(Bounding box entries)
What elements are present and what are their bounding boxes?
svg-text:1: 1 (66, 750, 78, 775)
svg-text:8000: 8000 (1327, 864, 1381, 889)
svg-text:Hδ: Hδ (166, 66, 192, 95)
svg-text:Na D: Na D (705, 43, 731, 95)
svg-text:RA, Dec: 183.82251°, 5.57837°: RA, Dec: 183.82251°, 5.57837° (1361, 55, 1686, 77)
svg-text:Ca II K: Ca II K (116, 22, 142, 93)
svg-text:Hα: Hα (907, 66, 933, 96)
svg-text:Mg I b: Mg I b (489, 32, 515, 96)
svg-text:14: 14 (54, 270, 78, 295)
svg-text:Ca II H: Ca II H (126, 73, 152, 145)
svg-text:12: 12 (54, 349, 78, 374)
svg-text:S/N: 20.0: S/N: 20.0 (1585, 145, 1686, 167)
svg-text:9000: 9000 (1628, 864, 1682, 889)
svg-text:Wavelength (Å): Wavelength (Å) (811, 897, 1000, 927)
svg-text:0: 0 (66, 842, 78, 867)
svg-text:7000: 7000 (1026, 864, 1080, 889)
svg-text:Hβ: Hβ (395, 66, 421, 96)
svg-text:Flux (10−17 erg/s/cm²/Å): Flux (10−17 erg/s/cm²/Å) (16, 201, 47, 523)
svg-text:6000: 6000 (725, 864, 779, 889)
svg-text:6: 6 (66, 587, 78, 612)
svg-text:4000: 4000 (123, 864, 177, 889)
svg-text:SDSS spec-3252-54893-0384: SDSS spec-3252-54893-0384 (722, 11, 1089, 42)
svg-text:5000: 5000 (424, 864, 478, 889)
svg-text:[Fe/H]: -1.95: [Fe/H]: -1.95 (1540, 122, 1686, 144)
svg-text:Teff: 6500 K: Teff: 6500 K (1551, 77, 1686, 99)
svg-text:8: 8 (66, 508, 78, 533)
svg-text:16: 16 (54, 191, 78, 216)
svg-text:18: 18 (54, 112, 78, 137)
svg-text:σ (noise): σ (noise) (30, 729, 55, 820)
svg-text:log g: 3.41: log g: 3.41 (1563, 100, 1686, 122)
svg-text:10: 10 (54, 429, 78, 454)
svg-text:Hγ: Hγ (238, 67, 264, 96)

## Directions for this task:
Write out these lines as a numbered list, leaving out any blank lines.

## Reply to the exercise:
1. What elements are present and what are their bounding boxes?
2. svg-text:1: 1 (66, 750, 78, 775)
3. svg-text:8000: 8000 (1327, 864, 1381, 889)
4. svg-text:Hδ: Hδ (166, 66, 192, 95)
5. svg-text:Na D: Na D (705, 43, 731, 95)
6. svg-text:RA, Dec: 183.82251°, 5.57837°: RA, Dec: 183.82251°, 5.57837° (1361, 55, 1686, 77)
7. svg-text:Ca II K: Ca II K (116, 22, 142, 93)
8. svg-text:Hα: Hα (907, 66, 933, 96)
9. svg-text:Mg I b: Mg I b (489, 32, 515, 96)
10. svg-text:14: 14 (54, 270, 78, 295)
11. svg-text:Ca II H: Ca II H (126, 73, 152, 145)
12. svg-text:12: 12 (54, 349, 78, 374)
13. svg-text:S/N: 20.0: S/N: 20.0 (1585, 145, 1686, 167)
14. svg-text:9000: 9000 (1628, 864, 1682, 889)
15. svg-text:Wavelength (Å): Wavelength (Å) (811, 897, 1000, 927)
16. svg-text:0: 0 (66, 842, 78, 867)
17. svg-text:7000: 7000 (1026, 864, 1080, 889)
18. svg-text:Hβ: Hβ (395, 66, 421, 96)
19. svg-text:Flux (10−17 erg/s/cm²/Å): Flux (10−17 erg/s/cm²/Å) (16, 201, 47, 523)
20. svg-text:6000: 6000 (725, 864, 779, 889)
21. svg-text:6: 6 (66, 587, 78, 612)
22. svg-text:4000: 4000 (123, 864, 177, 889)
23. svg-text:SDSS spec-3252-54893-0384: SDSS spec-3252-54893-0384 (722, 11, 1089, 42)
24. svg-text:5000: 5000 (424, 864, 478, 889)
25. svg-text:[Fe/H]: -1.95: [Fe/H]: -1.95 (1540, 122, 1686, 144)
26. svg-text:Teff: 6500 K: Teff: 6500 K (1551, 77, 1686, 99)
27. svg-text:8: 8 (66, 508, 78, 533)
28. svg-text:16: 16 (54, 191, 78, 216)
29. svg-text:18: 18 (54, 112, 78, 137)
30. svg-text:σ (noise): σ (noise) (30, 729, 55, 820)
31. svg-text:log g: 3.41: log g: 3.41 (1563, 100, 1686, 122)
32. svg-text:10: 10 (54, 429, 78, 454)
33. svg-text:Hγ: Hγ (238, 67, 264, 96)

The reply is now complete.